*EXERCISE REQUIREMENTS:* Give only one thing: the number of lines that include the word "text".

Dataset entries
------------------------------------------------------------

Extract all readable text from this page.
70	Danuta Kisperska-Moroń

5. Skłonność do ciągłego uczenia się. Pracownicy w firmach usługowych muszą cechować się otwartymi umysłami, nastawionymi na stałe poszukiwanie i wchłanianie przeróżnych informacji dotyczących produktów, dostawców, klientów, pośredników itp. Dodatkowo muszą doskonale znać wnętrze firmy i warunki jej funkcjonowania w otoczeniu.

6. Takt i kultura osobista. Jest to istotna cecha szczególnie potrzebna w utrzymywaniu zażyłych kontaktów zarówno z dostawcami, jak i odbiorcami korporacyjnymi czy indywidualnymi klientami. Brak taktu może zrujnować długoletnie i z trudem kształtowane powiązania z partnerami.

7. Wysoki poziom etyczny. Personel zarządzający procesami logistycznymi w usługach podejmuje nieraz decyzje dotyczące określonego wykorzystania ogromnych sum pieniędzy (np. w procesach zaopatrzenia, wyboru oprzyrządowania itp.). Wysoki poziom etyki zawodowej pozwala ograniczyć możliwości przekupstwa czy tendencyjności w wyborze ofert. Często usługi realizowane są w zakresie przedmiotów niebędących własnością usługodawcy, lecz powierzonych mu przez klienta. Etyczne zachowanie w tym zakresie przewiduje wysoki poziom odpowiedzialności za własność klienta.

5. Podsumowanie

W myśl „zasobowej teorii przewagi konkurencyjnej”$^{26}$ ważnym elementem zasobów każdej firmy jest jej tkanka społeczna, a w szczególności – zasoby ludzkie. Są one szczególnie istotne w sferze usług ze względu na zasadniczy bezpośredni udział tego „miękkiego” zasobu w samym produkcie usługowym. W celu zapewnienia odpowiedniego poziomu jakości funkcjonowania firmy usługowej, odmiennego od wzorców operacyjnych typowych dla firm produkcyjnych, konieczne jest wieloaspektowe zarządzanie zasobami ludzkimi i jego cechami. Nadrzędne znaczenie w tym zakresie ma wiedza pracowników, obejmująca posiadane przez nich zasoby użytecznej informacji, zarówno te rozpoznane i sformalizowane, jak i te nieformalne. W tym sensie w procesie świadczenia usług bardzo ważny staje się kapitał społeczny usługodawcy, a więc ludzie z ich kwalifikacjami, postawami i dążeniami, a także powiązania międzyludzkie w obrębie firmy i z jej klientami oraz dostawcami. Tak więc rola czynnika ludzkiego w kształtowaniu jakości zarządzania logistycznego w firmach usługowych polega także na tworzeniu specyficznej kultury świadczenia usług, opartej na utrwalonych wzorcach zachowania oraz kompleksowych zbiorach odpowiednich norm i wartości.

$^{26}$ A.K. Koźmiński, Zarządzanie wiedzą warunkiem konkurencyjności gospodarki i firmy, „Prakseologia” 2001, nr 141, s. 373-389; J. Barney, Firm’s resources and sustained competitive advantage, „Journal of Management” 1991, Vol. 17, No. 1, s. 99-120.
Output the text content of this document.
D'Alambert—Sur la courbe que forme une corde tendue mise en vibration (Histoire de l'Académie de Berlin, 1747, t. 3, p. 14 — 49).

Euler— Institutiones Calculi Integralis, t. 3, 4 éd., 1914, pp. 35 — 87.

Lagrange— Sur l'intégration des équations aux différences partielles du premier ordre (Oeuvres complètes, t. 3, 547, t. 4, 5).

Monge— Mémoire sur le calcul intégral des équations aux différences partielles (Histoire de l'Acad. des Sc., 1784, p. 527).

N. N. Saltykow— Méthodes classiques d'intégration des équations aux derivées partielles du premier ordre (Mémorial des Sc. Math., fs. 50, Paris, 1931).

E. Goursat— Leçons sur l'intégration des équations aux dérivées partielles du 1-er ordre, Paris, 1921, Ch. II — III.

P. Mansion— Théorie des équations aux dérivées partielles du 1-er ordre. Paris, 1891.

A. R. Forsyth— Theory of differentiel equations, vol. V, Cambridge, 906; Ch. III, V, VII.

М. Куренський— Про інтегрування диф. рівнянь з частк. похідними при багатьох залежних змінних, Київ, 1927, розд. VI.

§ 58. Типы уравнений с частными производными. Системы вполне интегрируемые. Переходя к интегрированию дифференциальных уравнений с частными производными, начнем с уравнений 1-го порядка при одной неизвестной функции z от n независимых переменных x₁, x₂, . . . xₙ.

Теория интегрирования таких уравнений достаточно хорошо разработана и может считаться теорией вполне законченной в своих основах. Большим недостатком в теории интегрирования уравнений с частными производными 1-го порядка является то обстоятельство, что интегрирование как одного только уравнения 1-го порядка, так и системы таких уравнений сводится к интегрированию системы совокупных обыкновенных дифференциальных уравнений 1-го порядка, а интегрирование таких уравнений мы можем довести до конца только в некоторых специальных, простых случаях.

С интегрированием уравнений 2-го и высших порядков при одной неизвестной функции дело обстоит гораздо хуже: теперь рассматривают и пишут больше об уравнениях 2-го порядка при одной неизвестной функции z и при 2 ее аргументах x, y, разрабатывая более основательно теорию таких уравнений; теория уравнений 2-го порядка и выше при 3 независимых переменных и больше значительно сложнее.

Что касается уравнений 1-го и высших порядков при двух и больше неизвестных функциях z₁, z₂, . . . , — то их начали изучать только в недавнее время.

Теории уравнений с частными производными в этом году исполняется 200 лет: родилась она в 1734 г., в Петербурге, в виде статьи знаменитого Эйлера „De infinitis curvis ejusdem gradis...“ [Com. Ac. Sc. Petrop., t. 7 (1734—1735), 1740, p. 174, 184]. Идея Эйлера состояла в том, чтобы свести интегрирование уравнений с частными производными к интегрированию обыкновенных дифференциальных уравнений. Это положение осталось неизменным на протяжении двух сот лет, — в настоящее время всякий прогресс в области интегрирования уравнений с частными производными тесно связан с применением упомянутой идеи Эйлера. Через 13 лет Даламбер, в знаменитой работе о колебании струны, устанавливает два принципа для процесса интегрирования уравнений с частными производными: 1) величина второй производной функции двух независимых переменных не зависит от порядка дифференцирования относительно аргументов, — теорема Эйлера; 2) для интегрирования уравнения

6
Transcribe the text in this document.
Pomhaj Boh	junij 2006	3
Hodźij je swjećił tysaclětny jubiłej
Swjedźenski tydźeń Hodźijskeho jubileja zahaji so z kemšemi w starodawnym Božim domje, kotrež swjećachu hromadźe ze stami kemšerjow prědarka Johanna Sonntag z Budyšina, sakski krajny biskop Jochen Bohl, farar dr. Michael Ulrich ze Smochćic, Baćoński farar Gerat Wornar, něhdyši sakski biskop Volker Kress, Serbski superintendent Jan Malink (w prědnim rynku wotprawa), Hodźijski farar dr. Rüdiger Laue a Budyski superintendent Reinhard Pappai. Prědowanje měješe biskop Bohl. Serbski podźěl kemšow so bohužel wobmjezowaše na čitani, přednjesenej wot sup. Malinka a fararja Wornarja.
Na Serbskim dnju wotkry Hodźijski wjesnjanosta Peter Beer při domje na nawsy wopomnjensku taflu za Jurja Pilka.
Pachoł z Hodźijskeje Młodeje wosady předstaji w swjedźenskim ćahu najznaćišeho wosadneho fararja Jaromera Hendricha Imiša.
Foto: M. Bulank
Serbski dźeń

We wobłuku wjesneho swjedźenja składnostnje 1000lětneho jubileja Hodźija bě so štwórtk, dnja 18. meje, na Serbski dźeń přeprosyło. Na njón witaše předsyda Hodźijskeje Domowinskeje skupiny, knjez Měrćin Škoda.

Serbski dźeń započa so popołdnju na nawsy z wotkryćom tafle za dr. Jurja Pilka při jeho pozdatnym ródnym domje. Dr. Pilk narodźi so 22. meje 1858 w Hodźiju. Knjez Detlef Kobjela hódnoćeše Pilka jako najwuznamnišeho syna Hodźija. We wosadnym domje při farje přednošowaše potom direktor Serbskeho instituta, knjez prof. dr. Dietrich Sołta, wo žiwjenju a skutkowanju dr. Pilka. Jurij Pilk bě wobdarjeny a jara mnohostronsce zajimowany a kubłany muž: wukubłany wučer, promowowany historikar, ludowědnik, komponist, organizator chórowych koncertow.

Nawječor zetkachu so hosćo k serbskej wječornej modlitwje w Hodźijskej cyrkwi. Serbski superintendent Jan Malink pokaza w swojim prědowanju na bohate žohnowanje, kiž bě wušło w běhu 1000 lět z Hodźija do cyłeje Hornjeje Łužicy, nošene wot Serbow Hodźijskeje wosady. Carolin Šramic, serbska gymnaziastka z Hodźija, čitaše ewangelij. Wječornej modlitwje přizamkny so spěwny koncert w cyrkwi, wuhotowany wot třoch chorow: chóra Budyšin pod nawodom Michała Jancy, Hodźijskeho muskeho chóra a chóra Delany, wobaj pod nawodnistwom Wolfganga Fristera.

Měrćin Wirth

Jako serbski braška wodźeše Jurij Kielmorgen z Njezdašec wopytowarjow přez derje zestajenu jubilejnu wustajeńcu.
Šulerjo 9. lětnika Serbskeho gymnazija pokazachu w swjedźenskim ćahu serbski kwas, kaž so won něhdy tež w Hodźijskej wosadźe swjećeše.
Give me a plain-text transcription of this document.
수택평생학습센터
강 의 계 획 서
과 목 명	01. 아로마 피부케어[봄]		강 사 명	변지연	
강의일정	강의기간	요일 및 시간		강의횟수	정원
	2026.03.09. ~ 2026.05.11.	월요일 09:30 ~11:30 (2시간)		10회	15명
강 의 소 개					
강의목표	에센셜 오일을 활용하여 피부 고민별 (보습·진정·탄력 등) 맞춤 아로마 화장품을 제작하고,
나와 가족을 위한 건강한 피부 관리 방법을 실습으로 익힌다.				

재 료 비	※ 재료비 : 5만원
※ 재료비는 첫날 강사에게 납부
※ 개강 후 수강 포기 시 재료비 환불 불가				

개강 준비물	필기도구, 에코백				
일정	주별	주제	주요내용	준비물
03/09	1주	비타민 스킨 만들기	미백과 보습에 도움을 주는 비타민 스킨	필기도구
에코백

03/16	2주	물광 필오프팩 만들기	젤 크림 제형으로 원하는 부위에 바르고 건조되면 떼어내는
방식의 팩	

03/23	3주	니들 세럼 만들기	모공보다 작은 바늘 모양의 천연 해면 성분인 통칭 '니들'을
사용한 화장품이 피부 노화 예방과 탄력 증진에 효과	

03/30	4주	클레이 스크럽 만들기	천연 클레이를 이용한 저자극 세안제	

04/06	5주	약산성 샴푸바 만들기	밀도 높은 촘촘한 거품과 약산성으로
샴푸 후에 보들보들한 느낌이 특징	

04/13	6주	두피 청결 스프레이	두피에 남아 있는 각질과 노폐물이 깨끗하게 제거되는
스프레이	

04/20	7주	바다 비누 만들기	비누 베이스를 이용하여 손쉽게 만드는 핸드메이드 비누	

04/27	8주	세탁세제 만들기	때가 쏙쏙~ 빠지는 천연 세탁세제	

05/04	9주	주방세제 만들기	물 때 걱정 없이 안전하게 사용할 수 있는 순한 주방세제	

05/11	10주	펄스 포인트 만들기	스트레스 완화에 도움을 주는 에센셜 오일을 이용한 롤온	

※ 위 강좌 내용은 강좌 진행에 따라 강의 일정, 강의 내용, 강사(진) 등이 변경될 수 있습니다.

------------------------------------------------------------

*PROBLEM SOLUTION:* 4